## CONSIGNE
Dites si chacune de ces affirmations s’accorde avec le passage sur la grâce, en répondant par oui ou non et en citant tels quels les mots du passage qui tranchent.
1. Par le Baptême, le chrétien participe à la grâce du Christ.
2. La vocation à la vie éternelle dépend en partie des forces de la volonté humaine.
3. La grâce est une récompense que Dieu accorde en échange de nos efforts.

II. La grâce
1996 Notre justification vient
de la grâce de Dieu. La grâce est la faveur, le secours gratuit
que Dieu nous donne pour répondre à son appel : devenir enfants de Dieu
(cf. Jn 1, 12-18), fils adoptifs (cf. Rm 8, 14-17), participants de la divine
nature (cf. 2 P 1, 3-4), de la vie éternelle (cf. Jn 17, 3).
1997 La grâce est une
participation à la vie de Dieu, elle nous introduit dans l’intimité de la
vie trinitaire : Par le Baptême le chrétien participe à la grâce du Christ,
Tête de son Corps. Comme un " fils adoptif ", il peut
désormais appeler Dieu " Père ", en union avec le Fils
unique. Il reçoit la vie de l’Esprit qui lui insuffle la charité et qui forme
l’Église.
1998 Cette vocation à la vie
éternelle est surnaturelle. Elle dépend entièrement de l’initiative
gratuite de Dieu, car Lui seul peut se révéler et se donner Lui-même. Elle
surpasse les capacités de l’intelligence et les forces de la volonté humaine,
comme de toute créature (cf. 1 Co 2, 7-9).

Éléments tirés d’un jeu de données
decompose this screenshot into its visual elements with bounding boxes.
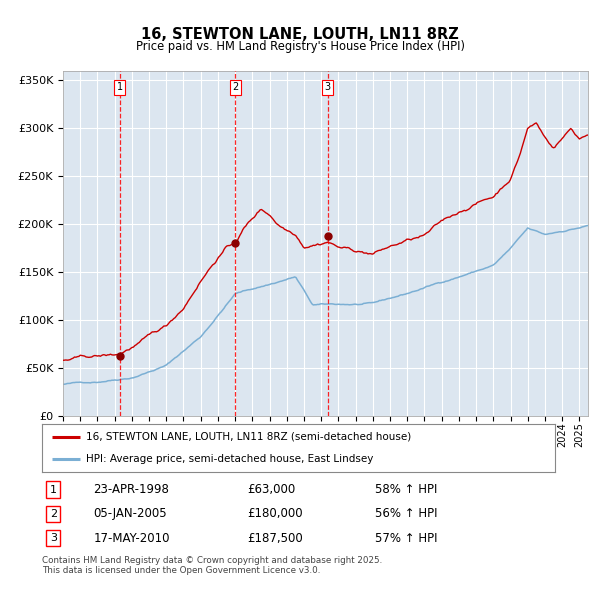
- Text: 2: 2: [50, 509, 57, 519]
- Text: £63,000: £63,000: [247, 483, 295, 496]
- Text: HPI: Average price, semi-detached house, East Lindsey: HPI: Average price, semi-detached house,…: [86, 454, 373, 464]
- Text: £180,000: £180,000: [247, 507, 303, 520]
- Text: 1: 1: [50, 485, 57, 495]
- Text: 05-JAN-2005: 05-JAN-2005: [94, 507, 167, 520]
- Text: 58% ↑ HPI: 58% ↑ HPI: [376, 483, 438, 496]
- Text: 16, STEWTON LANE, LOUTH, LN11 8RZ (semi-detached house): 16, STEWTON LANE, LOUTH, LN11 8RZ (semi-…: [86, 432, 411, 442]
- Text: 56% ↑ HPI: 56% ↑ HPI: [376, 507, 438, 520]
- Text: 17-MAY-2010: 17-MAY-2010: [94, 532, 170, 545]
- Text: 3: 3: [50, 533, 57, 543]
- Text: 2: 2: [232, 83, 239, 93]
- Text: 16, STEWTON LANE, LOUTH, LN11 8RZ: 16, STEWTON LANE, LOUTH, LN11 8RZ: [141, 27, 459, 42]
- Text: £187,500: £187,500: [247, 532, 303, 545]
- Text: 1: 1: [117, 83, 123, 93]
- Text: 3: 3: [325, 83, 331, 93]
- Text: Contains HM Land Registry data © Crown copyright and database right 2025.
This d: Contains HM Land Registry data © Crown c…: [42, 556, 382, 575]
- Text: Price paid vs. HM Land Registry's House Price Index (HPI): Price paid vs. HM Land Registry's House …: [136, 40, 464, 53]
- Text: 57% ↑ HPI: 57% ↑ HPI: [376, 532, 438, 545]
- Text: 23-APR-1998: 23-APR-1998: [94, 483, 169, 496]
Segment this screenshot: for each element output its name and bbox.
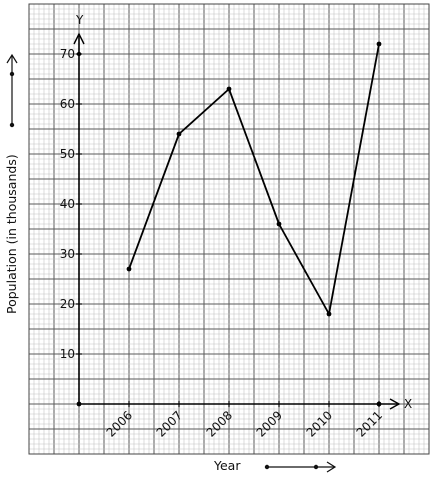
population-line: [128, 43, 380, 315]
data-point: [326, 311, 332, 317]
y-axis-max-dot: [76, 51, 82, 57]
data-point: [276, 221, 282, 227]
data-point: [376, 41, 382, 47]
y-tick-label: 40: [60, 197, 75, 211]
y-axis-letter: Y: [75, 13, 84, 27]
data-point: [176, 131, 182, 137]
series-line: [126, 41, 382, 407]
graph-paper-border: [28, 3, 430, 455]
graph-paper-grid: [28, 3, 430, 455]
x-axis-letter: X: [404, 397, 412, 411]
x-axis-arrow-icon: [389, 398, 401, 410]
y-tick-label: 20: [60, 297, 75, 311]
x-direction-arrow-icon: [264, 461, 337, 473]
y-tick-label: 70: [60, 47, 75, 61]
y-tick-label: 60: [60, 97, 75, 111]
axes: [73, 32, 401, 410]
data-point: [126, 266, 132, 272]
origin-point: [76, 401, 82, 407]
y-tick-label: 50: [60, 147, 75, 161]
y-tick-label: 30: [60, 247, 75, 261]
x-axis-title: Year: [213, 458, 241, 473]
y-direction-arrow-icon: [6, 53, 18, 128]
y-tick-label: 10: [60, 347, 75, 361]
y-axis-arrow-icon: [73, 32, 85, 45]
data-point: [226, 86, 232, 92]
y-axis-title: Population (in thousands): [4, 154, 19, 314]
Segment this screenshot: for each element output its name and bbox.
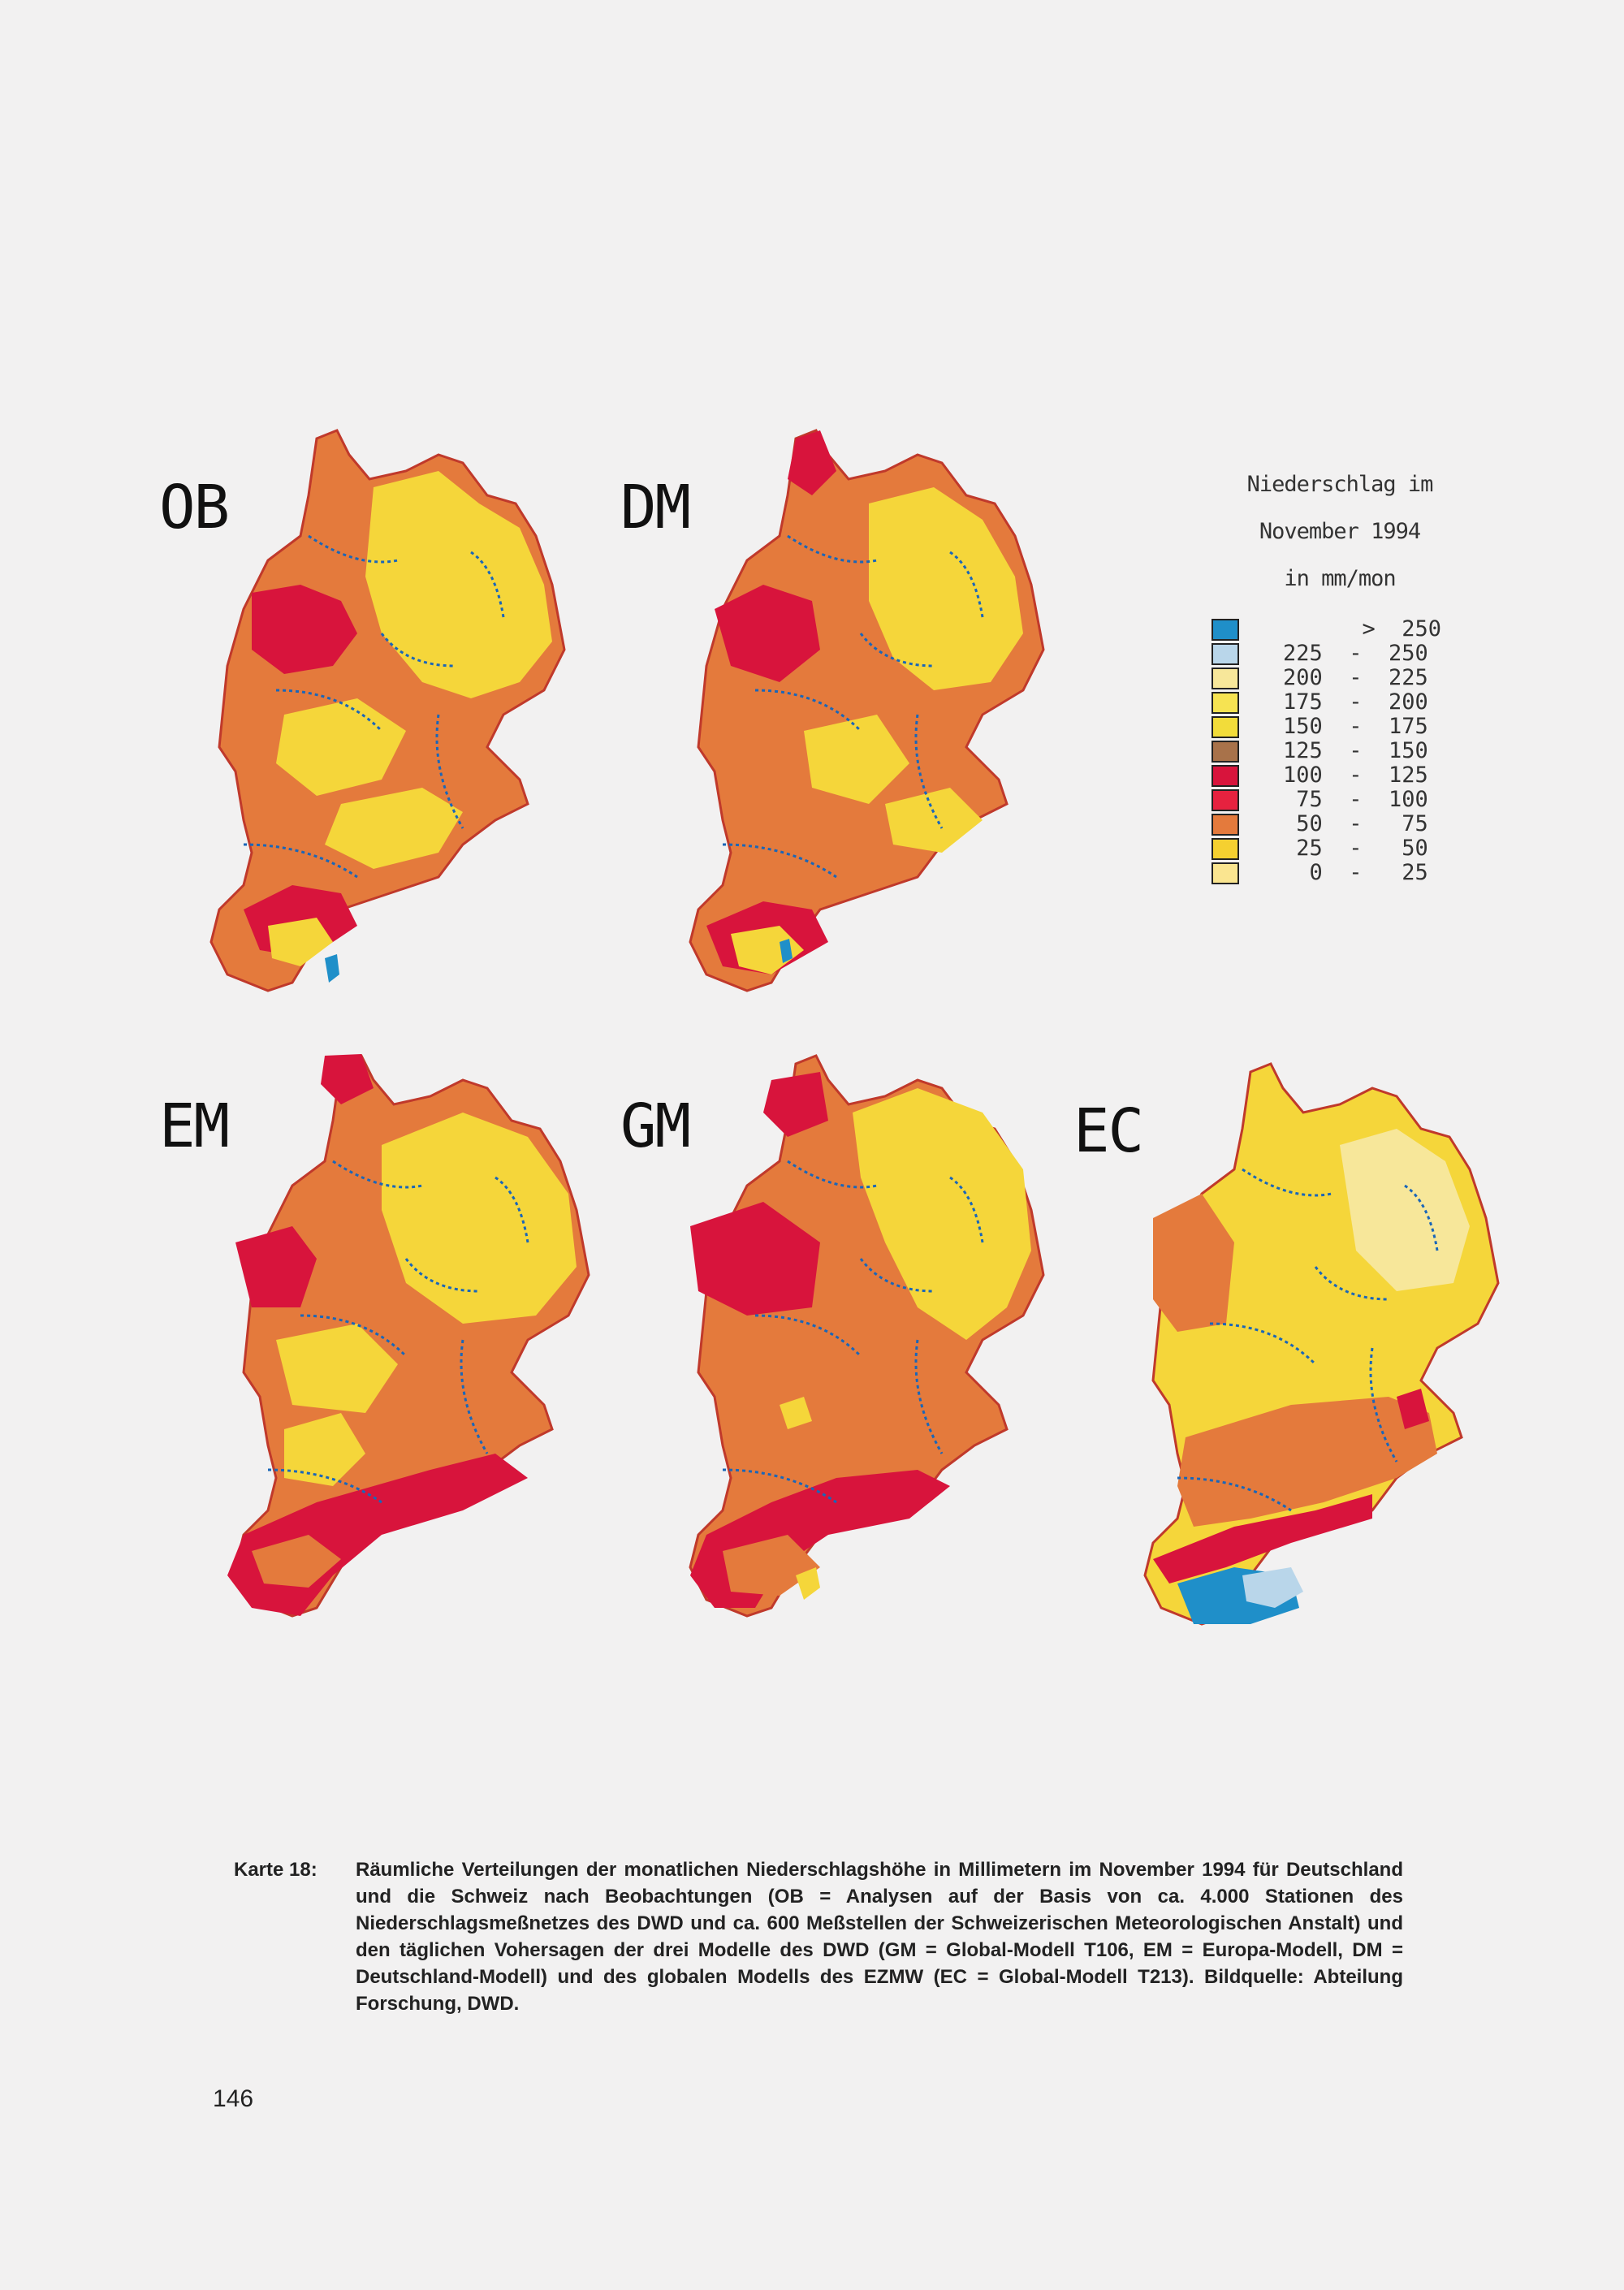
legend-row: 0 - 25 — [1212, 861, 1488, 885]
legend-range: 150 - 175 — [1283, 714, 1428, 739]
legend-swatch — [1212, 789, 1239, 811]
map-ob: OB — [156, 422, 585, 992]
legend-title-line1: Niederschlag im — [1246, 472, 1434, 497]
state-borders — [722, 534, 984, 879]
legend-row: 125 - 150 — [1212, 739, 1488, 763]
legend-row: 175 - 200 — [1212, 690, 1488, 715]
red-region-north — [763, 1072, 828, 1137]
legend-swatch — [1212, 643, 1239, 665]
yellow-region-east — [365, 471, 552, 698]
map-em-graphic — [227, 1054, 590, 1618]
legend-swatch — [1212, 668, 1239, 689]
map-gm-graphic — [689, 1054, 1045, 1618]
legend-row: 150 - 175 — [1212, 715, 1488, 739]
country-outline — [689, 429, 1045, 992]
yellow-spot-swiss — [796, 1567, 820, 1600]
map-dm-graphic — [689, 429, 1045, 992]
legend-range: 200 - 225 — [1283, 665, 1428, 690]
caption-label: Karte 18: — [234, 1859, 317, 1881]
yellow-region-middle — [276, 1324, 398, 1413]
legend-range: 100 - 125 — [1283, 763, 1428, 788]
map-label-dm: DM — [617, 477, 693, 538]
legend-rows: > 250 225 - 250 200 - 225 175 - 200 150 - 17… — [1212, 617, 1488, 885]
legend-swatch — [1212, 692, 1239, 714]
legend-title-line3: in mm/mon — [1284, 566, 1396, 591]
orange-region-swiss — [252, 1535, 341, 1588]
yellow-region-east — [869, 487, 1023, 690]
legend-row: > 250 — [1212, 617, 1488, 642]
legend-range: > 250 — [1283, 616, 1442, 642]
state-borders — [1177, 1168, 1439, 1512]
map-ec-graphic — [1143, 1062, 1500, 1626]
legend-swatch — [1212, 741, 1239, 763]
legend-swatch — [1212, 619, 1239, 641]
legend-range: 75 - 100 — [1283, 787, 1428, 812]
legend-swatch — [1212, 862, 1239, 884]
red-spot-east — [1397, 1389, 1429, 1429]
map-gm: GM — [617, 1048, 1064, 1618]
yellow-spot-middle — [780, 1397, 812, 1429]
state-borders — [722, 1160, 984, 1504]
orange-region-south — [1177, 1397, 1437, 1527]
map-label-em: EM — [156, 1096, 232, 1156]
orange-region-west — [1153, 1194, 1234, 1332]
legend-swatch — [1212, 716, 1239, 738]
legend-swatch — [1212, 814, 1239, 836]
yellow-region-south — [284, 1413, 365, 1486]
legend-row: 75 - 100 — [1212, 788, 1488, 812]
map-ob-graphic — [209, 429, 566, 992]
yellow-region-east — [853, 1088, 1031, 1340]
yellow-region-east — [382, 1113, 577, 1324]
legend-swatch — [1212, 838, 1239, 860]
red-region-west — [715, 585, 820, 682]
legend-row: 200 - 225 — [1212, 666, 1488, 690]
country-outline — [1143, 1062, 1500, 1626]
red-region-west — [252, 585, 357, 674]
yellow-region-swiss — [731, 926, 804, 974]
caption-text: Räumliche Verteilungen der monatlichen N… — [356, 1859, 1403, 2015]
red-region-west — [235, 1226, 317, 1307]
legend-swatch — [1212, 765, 1239, 787]
red-region-west — [690, 1202, 820, 1316]
blue-spot-alps — [325, 954, 339, 983]
legend-row: 225 - 250 — [1212, 642, 1488, 666]
legend-range: 50 - 75 — [1283, 811, 1428, 836]
yellow-region-south — [325, 788, 463, 869]
map-ec: EC — [1070, 1056, 1518, 1626]
red-region-alps — [1153, 1494, 1372, 1584]
legend-row: 50 - 75 — [1212, 812, 1488, 836]
red-region-north — [788, 430, 836, 495]
light-blue-region-swiss — [1242, 1567, 1303, 1608]
legend-range: 225 - 250 — [1283, 641, 1428, 666]
map-label-ec: EC — [1070, 1101, 1147, 1161]
map-label-gm: GM — [617, 1096, 693, 1156]
orange-region-swiss — [723, 1535, 820, 1596]
legend: Niederschlag im November 1994 in mm/mon … — [1202, 461, 1478, 885]
state-borders — [267, 1160, 529, 1504]
legend-title-line2: November 1994 — [1259, 519, 1421, 544]
page-number: 146 — [213, 2085, 254, 2112]
legend-row: 100 - 125 — [1212, 763, 1488, 788]
caption: Karte 18: Räumliche Verteilungen der mon… — [234, 1856, 1405, 2051]
yellow-region-south — [885, 788, 983, 853]
legend-range: 125 - 150 — [1283, 738, 1428, 763]
red-region-north — [321, 1054, 374, 1104]
legend-range: 175 - 200 — [1283, 689, 1428, 715]
map-dm: DM — [617, 422, 1064, 992]
state-borders — [243, 534, 505, 879]
map-em: EM — [156, 1048, 609, 1618]
blue-spot-alps — [780, 939, 793, 963]
yellow-region-middle — [804, 715, 909, 804]
legend-range: 25 - 50 — [1283, 836, 1428, 861]
yellow-region-swiss — [268, 918, 333, 966]
legend-range: 0 - 25 — [1283, 860, 1428, 885]
map-label-ob: OB — [156, 477, 232, 538]
legend-row: 25 - 50 — [1212, 836, 1488, 861]
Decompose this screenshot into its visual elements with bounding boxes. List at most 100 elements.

## RÉPONSE FINALE
1. Oui : « Par le Baptême le chrétien participe à la grâce du Christ »
2. Non : « Elle dépend entièrement de l’initiative gratuite de Dieu »
3. Non : « La grâce est la faveur, le secours gratuit que Dieu nous donne »